*** MATERIAL SHOWN

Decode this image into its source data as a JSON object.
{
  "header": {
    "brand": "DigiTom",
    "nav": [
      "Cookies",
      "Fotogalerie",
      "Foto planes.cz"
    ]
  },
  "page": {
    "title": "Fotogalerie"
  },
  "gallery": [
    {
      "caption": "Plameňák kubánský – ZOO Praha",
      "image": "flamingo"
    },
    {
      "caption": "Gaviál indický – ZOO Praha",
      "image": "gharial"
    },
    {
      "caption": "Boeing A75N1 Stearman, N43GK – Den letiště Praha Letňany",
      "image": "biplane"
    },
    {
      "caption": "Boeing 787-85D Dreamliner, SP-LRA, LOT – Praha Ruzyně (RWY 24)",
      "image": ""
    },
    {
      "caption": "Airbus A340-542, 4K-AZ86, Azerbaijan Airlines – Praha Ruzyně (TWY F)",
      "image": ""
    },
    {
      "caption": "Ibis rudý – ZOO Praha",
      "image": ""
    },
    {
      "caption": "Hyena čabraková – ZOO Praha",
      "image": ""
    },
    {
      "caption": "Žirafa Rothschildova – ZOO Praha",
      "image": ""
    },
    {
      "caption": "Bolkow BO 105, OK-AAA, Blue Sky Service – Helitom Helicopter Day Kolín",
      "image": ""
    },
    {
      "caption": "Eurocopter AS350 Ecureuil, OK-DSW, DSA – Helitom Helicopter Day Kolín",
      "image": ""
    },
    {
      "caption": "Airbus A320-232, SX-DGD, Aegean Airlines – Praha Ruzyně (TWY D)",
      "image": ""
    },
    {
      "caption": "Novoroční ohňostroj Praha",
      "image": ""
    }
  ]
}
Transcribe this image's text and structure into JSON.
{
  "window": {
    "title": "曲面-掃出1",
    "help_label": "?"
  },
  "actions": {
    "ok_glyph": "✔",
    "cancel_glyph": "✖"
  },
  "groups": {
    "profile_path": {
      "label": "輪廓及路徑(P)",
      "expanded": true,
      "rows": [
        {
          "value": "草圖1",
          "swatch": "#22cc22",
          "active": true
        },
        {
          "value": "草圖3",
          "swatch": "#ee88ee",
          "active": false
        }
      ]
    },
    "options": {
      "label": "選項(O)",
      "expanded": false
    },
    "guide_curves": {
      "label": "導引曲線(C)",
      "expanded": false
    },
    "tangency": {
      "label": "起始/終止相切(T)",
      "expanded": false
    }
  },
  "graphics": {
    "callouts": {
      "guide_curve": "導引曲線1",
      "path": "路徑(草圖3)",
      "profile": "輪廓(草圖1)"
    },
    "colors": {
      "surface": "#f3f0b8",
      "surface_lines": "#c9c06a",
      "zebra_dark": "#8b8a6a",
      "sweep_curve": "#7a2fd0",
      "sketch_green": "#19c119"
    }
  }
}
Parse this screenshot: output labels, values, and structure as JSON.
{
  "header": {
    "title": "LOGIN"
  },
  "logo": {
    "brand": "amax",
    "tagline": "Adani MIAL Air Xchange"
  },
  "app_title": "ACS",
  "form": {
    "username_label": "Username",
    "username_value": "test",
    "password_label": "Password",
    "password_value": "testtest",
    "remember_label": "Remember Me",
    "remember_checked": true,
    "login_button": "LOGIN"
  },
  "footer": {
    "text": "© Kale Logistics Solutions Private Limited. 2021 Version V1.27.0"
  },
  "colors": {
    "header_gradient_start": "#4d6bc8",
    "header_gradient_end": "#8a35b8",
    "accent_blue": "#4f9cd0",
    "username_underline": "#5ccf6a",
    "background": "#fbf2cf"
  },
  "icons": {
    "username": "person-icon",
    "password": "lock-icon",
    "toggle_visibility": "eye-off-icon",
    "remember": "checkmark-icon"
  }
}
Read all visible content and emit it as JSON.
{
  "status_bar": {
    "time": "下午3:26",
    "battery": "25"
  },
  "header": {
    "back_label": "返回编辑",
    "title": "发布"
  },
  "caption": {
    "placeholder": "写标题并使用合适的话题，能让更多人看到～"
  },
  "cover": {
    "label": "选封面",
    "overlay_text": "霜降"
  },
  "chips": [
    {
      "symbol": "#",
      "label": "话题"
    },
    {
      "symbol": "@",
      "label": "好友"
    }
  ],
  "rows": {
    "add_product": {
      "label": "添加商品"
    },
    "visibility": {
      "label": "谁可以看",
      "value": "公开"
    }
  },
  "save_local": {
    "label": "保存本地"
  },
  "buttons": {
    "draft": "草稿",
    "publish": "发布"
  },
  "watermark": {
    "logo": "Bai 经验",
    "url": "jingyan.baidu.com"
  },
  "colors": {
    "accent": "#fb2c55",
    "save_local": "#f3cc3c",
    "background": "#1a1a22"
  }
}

******

■ DIRECTIONS FOR THIS TASK
For this exercise, gather every line of the data that contains the word "Helicopter".

■ SOLUTION FOR THIS EXERCISE
      "caption": "Bolkow BO 105, OK-AAA, Blue Sky Service – Helitom Helicopter Day Kolín",
      "caption": "Eurocopter AS350 Ecureuil, OK-DSW, DSA – Helitom Helicopter Day Kolín",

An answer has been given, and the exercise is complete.